═════ Records for this exercise ═════

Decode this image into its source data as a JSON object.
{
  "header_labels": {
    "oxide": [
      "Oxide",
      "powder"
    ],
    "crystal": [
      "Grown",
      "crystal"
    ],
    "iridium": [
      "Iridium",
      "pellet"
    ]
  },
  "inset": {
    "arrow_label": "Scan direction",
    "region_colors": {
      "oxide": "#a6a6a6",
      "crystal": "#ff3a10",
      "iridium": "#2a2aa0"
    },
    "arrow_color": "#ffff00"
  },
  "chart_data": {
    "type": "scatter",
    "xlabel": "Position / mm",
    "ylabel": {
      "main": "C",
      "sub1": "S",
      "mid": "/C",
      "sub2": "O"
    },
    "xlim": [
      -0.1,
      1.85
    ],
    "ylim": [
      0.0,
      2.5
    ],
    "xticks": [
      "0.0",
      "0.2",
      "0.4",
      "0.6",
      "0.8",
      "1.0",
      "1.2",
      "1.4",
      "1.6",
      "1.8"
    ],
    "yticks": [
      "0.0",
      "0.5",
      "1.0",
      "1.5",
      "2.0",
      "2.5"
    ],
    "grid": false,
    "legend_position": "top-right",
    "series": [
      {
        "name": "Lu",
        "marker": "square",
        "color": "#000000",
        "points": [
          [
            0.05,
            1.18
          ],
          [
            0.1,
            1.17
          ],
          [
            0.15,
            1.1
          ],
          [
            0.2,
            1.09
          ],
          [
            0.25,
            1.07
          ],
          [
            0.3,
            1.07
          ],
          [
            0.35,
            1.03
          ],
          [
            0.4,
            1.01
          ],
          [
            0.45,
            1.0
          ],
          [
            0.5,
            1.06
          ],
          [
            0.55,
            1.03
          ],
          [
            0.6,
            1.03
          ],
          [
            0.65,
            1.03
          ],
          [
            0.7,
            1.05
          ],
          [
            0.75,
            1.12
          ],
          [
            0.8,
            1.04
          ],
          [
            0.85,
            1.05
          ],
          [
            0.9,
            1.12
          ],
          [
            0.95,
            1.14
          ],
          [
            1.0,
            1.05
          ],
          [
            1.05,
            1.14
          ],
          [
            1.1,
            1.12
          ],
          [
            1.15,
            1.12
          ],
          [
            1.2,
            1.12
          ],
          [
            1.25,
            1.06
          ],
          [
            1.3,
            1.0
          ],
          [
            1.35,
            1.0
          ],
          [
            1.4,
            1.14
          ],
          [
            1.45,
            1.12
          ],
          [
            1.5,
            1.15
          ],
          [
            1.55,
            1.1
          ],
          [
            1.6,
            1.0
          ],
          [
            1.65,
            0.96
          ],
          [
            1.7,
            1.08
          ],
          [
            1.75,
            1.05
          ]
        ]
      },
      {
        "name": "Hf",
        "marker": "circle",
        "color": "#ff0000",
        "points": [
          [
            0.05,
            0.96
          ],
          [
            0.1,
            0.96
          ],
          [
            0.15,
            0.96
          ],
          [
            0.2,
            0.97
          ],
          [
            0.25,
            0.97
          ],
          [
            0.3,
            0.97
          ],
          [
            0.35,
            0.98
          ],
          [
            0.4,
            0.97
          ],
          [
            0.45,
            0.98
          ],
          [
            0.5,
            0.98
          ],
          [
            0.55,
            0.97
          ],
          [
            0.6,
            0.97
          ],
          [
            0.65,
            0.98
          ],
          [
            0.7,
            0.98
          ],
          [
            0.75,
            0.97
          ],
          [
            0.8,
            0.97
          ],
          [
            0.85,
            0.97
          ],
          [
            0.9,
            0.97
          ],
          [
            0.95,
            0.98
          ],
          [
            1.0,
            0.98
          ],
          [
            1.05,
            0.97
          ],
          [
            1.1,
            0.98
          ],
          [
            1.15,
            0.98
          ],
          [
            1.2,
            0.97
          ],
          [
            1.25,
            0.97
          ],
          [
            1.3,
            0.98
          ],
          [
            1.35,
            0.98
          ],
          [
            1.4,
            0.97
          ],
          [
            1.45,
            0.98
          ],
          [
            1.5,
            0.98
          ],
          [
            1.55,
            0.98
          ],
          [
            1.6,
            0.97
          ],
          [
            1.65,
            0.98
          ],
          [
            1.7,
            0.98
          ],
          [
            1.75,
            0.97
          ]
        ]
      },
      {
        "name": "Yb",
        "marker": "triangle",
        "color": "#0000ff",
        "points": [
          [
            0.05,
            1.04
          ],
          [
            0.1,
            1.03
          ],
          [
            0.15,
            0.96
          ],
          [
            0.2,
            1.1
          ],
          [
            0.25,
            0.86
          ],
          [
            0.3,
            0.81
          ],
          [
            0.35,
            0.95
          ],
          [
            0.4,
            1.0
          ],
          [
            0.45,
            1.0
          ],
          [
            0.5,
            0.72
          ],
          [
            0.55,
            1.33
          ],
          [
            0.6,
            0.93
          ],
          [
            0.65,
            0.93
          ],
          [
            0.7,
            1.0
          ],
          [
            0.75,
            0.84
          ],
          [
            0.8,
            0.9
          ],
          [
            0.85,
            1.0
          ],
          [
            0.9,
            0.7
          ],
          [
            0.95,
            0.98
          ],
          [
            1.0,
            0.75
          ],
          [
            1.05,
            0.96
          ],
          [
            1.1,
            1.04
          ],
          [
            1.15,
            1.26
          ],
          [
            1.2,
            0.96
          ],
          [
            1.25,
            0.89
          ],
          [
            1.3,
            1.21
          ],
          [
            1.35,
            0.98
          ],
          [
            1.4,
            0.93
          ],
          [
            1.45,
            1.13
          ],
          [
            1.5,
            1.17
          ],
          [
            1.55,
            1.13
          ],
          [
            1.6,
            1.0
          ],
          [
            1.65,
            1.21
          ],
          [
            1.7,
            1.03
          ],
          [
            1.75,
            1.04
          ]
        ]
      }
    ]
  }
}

═════

Do this ->
Retype the records above exactly.

Correct response ->
Decode this image into its source data as a JSON object.
{
  "header_labels": {
    "oxide": [
      "Oxide",
      "powder"
    ],
    "crystal": [
      "Grown",
      "crystal"
    ],
    "iridium": [
      "Iridium",
      "pellet"
    ]
  },
  "inset": {
    "arrow_label": "Scan direction",
    "region_colors": {
      "oxide": "#a6a6a6",
      "crystal": "#ff3a10",
      "iridium": "#2a2aa0"
    },
    "arrow_color": "#ffff00"
  },
  "chart_data": {
    "type": "scatter",
    "xlabel": "Position / mm",
    "ylabel": {
      "main": "C",
      "sub1": "S",
      "mid": "/C",
      "sub2": "O"
    },
    "xlim": [
      -0.1,
      1.85
    ],
    "ylim": [
      0.0,
      2.5
    ],
    "xticks": [
      "0.0",
      "0.2",
      "0.4",
      "0.6",
      "0.8",
      "1.0",
      "1.2",
      "1.4",
      "1.6",
      "1.8"
    ],
    "yticks": [
      "0.0",
      "0.5",
      "1.0",
      "1.5",
      "2.0",
      "2.5"
    ],
    "grid": false,
    "legend_position": "top-right",
    "series": [
      {
        "name": "Lu",
        "marker": "square",
        "color": "#000000",
        "points": [
          [
            0.05,
            1.18
          ],
          [
            0.1,
            1.17
          ],
          [
            0.15,
            1.1
          ],
          [
            0.2,
            1.09
          ],
          [
            0.25,
            1.07
          ],
          [
            0.3,
            1.07
          ],
          [
            0.35,
            1.03
          ],
          [
            0.4,
            1.01
          ],
          [
            0.45,
            1.0
          ],
          [
            0.5,
            1.06
          ],
          [
            0.55,
            1.03
          ],
          [
            0.6,
            1.03
          ],
          [
            0.65,
            1.03
          ],
          [
            0.7,
            1.05
          ],
          [
            0.75,
            1.12
          ],
          [
            0.8,
            1.04
          ],
          [
            0.85,
            1.05
          ],
          [
            0.9,
            1.12
          ],
          [
            0.95,
            1.14
          ],
          [
            1.0,
            1.05
          ],
          [
            1.05,
            1.14
          ],
          [
            1.1,
            1.12
          ],
          [
            1.15,
            1.12
          ],
          [
            1.2,
            1.12
          ],
          [
            1.25,
            1.06
          ],
          [
            1.3,
            1.0
          ],
          [
            1.35,
            1.0
          ],
          [
            1.4,
            1.14
          ],
          [
            1.45,
            1.12
          ],
          [
            1.5,
            1.15
          ],
          [
            1.55,
            1.1
          ],
          [
            1.6,
            1.0
          ],
          [
            1.65,
            0.96
          ],
          [
            1.7,
            1.08
          ],
          [
            1.75,
            1.05
          ]
        ]
      },
      {
        "name": "Hf",
        "marker": "circle",
        "color": "#ff0000",
        "points": [
          [
            0.05,
            0.96
          ],
          [
            0.1,
            0.96
          ],
          [
            0.15,
            0.96
          ],
          [
            0.2,
            0.97
          ],
          [
            0.25,
            0.97
          ],
          [
            0.3,
            0.97
          ],
          [
            0.35,
            0.98
          ],
          [
            0.4,
            0.97
          ],
          [
            0.45,
            0.98
          ],
          [
            0.5,
            0.98
          ],
          [
            0.55,
            0.97
          ],
          [
            0.6,
            0.97
          ],
          [
            0.65,
            0.98
          ],
          [
            0.7,
            0.98
          ],
          [
            0.75,
            0.97
          ],
          [
            0.8,
            0.97
          ],
          [
            0.85,
            0.97
          ],
          [
            0.9,
            0.97
          ],
          [
            0.95,
            0.98
          ],
          [
            1.0,
            0.98
          ],
          [
            1.05,
            0.97
          ],
          [
            1.1,
            0.98
          ],
          [
            1.15,
            0.98
          ],
          [
            1.2,
            0.97
          ],
          [
            1.25,
            0.97
          ],
          [
            1.3,
            0.98
          ],
          [
            1.35,
            0.98
          ],
          [
            1.4,
            0.97
          ],
          [
            1.45,
            0.98
          ],
          [
            1.5,
            0.98
          ],
          [
            1.55,
            0.98
          ],
          [
            1.6,
            0.97
          ],
          [
            1.65,
            0.98
          ],
          [
            1.7,
            0.98
          ],
          [
            1.75,
            0.97
          ]
        ]
      },
      {
        "name": "Yb",
        "marker": "triangle",
        "color": "#0000ff",
        "points": [
          [
            0.05,
            1.04
          ],
          [
            0.1,
            1.03
          ],
          [
            0.15,
            0.96
          ],
          [
            0.2,
            1.1
          ],
          [
            0.25,
            0.86
          ],
          [
            0.3,
            0.81
          ],
          [
            0.35,
            0.95
          ],
          [
            0.4,
            1.0
          ],
          [
            0.45,
            1.0
          ],
          [
            0.5,
            0.72
          ],
          [
            0.55,
            1.33
          ],
          [
            0.6,
            0.93
          ],
          [
            0.65,
            0.93
          ],
          [
            0.7,
            1.0
          ],
          [
            0.75,
            0.84
          ],
          [
            0.8,
            0.9
          ],
          [
            0.85,
            1.0
          ],
          [
            0.9,
            0.7
          ],
          [
            0.95,
            0.98
          ],
          [
            1.0,
            0.75
          ],
          [
            1.05,
            0.96
          ],
          [
            1.1,
            1.04
          ],
          [
            1.15,
            1.26
          ],
          [
            1.2,
            0.96
          ],
          [
            1.25,
            0.89
          ],
          [
            1.3,
            1.21
          ],
          [
            1.35,
            0.98
          ],
          [
            1.4,
            0.93
          ],
          [
            1.45,
            1.13
          ],
          [
            1.5,
            1.17
          ],
          [
            1.55,
            1.13
          ],
          [
            1.6,
            1.0
          ],
          [
            1.65,
            1.21
          ],
          [
            1.7,
            1.03
          ],
          [
            1.75,
            1.04
          ]
        ]
      }
    ]
  }
}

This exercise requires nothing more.